* _PROBLEM DESCRIPTION_
Look through the lines below and extract any with the word "curados".

>> BEGIN DATA SUPPLIED

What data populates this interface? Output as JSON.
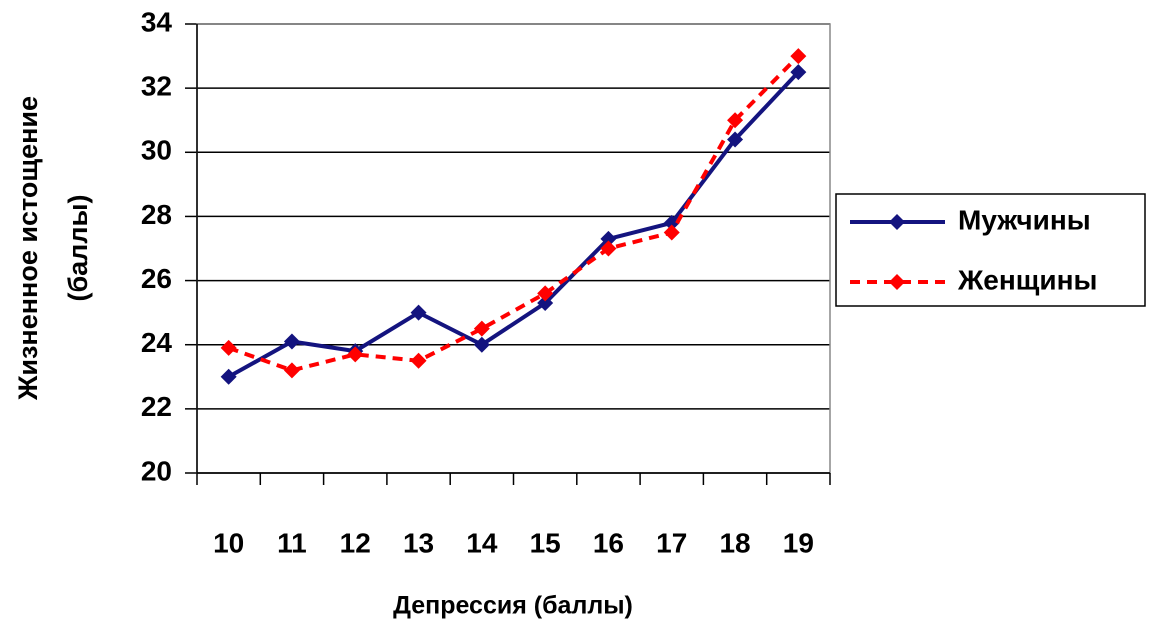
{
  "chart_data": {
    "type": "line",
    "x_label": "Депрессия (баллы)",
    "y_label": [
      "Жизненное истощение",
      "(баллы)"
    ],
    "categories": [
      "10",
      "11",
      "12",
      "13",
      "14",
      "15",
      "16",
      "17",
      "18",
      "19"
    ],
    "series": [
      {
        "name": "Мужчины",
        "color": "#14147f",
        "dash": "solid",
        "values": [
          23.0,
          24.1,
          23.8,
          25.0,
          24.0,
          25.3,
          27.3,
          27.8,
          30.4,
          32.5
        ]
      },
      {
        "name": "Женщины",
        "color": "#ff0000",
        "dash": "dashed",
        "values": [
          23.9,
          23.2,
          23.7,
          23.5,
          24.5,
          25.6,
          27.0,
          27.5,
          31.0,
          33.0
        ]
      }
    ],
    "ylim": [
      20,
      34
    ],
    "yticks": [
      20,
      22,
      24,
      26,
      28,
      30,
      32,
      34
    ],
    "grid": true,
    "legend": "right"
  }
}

>> END DATA SUPPLIED
>> BEGIN DATA SUPPLIED

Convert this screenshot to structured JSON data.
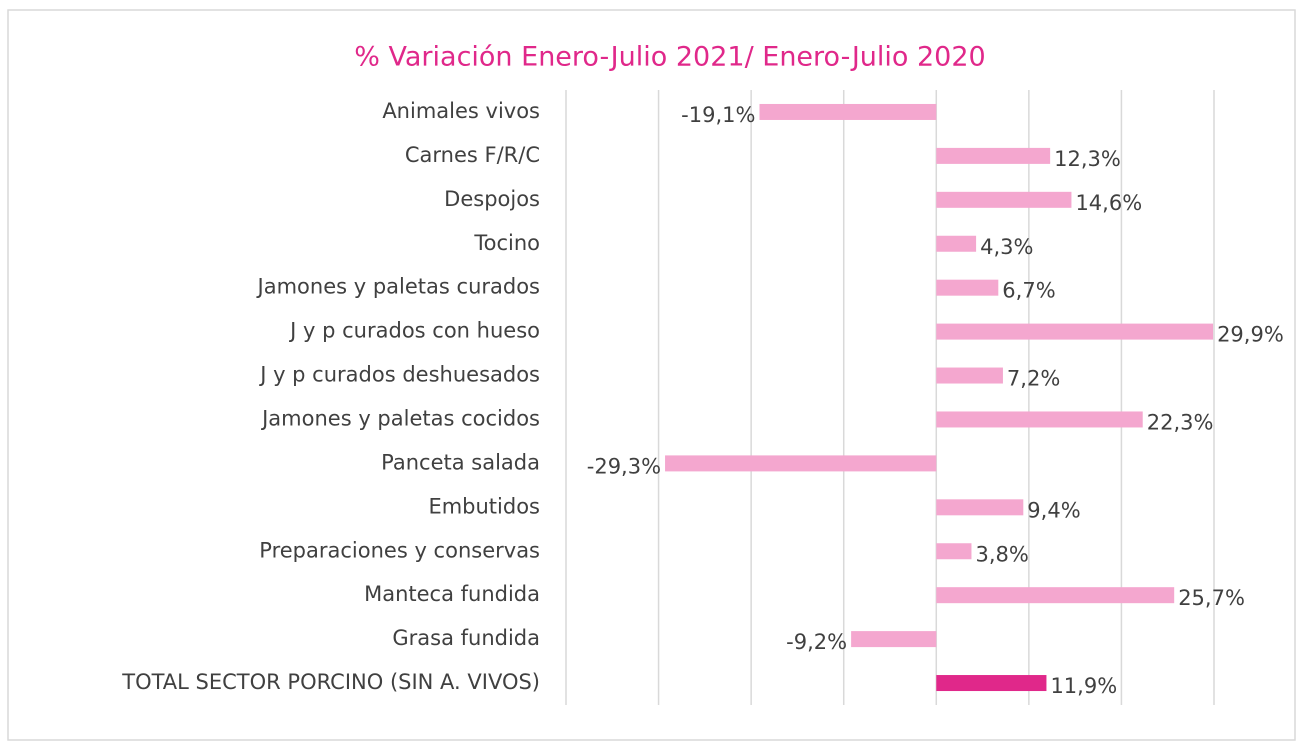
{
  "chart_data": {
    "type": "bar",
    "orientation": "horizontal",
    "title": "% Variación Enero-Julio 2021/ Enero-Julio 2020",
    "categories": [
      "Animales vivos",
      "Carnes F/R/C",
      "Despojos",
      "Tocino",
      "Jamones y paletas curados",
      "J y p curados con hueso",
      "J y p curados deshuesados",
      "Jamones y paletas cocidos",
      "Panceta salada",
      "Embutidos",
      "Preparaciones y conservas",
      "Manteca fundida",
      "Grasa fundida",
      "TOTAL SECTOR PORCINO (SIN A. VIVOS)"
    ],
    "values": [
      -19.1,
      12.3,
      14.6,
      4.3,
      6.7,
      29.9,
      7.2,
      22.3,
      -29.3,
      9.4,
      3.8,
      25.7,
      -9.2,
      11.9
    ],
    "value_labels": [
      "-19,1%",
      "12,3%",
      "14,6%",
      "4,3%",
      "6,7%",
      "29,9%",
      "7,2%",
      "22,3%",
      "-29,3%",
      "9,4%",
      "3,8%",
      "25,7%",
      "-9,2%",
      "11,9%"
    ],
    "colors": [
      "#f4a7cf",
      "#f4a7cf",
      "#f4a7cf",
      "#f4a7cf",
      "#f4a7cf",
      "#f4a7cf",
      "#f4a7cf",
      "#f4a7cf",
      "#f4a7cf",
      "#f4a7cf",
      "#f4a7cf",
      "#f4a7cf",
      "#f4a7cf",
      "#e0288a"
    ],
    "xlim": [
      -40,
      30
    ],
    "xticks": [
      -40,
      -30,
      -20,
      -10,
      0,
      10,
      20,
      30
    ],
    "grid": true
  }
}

>> END DATA SUPPLIED
>> BEGIN DATA SUPPLIED

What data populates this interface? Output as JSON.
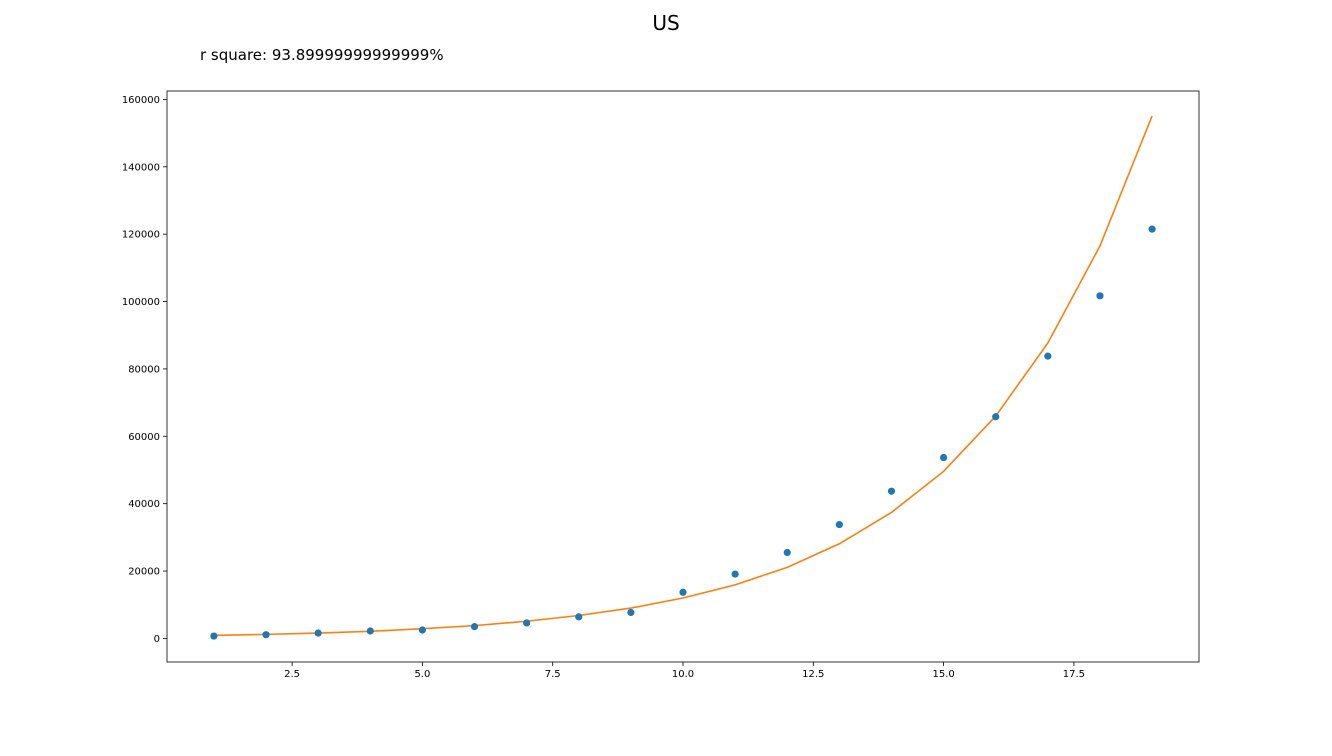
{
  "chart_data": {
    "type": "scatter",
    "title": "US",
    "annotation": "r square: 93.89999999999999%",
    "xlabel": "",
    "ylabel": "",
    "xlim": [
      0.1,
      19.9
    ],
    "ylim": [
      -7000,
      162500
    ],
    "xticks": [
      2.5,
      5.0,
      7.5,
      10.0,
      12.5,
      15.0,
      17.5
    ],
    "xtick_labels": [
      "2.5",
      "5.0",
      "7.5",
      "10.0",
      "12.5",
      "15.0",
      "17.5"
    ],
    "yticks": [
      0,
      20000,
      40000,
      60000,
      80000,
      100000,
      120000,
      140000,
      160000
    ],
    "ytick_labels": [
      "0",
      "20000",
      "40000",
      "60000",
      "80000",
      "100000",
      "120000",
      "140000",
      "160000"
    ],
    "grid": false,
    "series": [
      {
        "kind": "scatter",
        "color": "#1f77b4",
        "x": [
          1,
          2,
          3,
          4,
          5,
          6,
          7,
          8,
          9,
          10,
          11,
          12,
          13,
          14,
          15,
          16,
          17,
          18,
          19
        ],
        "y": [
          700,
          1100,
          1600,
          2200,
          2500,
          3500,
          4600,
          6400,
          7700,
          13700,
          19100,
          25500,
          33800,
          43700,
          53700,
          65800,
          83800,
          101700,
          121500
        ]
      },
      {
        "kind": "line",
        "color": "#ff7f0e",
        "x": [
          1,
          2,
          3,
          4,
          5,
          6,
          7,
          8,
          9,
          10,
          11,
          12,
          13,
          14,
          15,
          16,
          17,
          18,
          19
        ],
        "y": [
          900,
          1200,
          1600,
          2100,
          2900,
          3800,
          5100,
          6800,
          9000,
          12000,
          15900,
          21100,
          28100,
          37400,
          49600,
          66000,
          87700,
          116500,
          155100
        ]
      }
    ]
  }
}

>> END DATA SUPPLIED

* _EXERCISE RESULT_
      "Jamones y paletas curados",
      "J y p curados con hueso",
      "J y p curados deshuesados",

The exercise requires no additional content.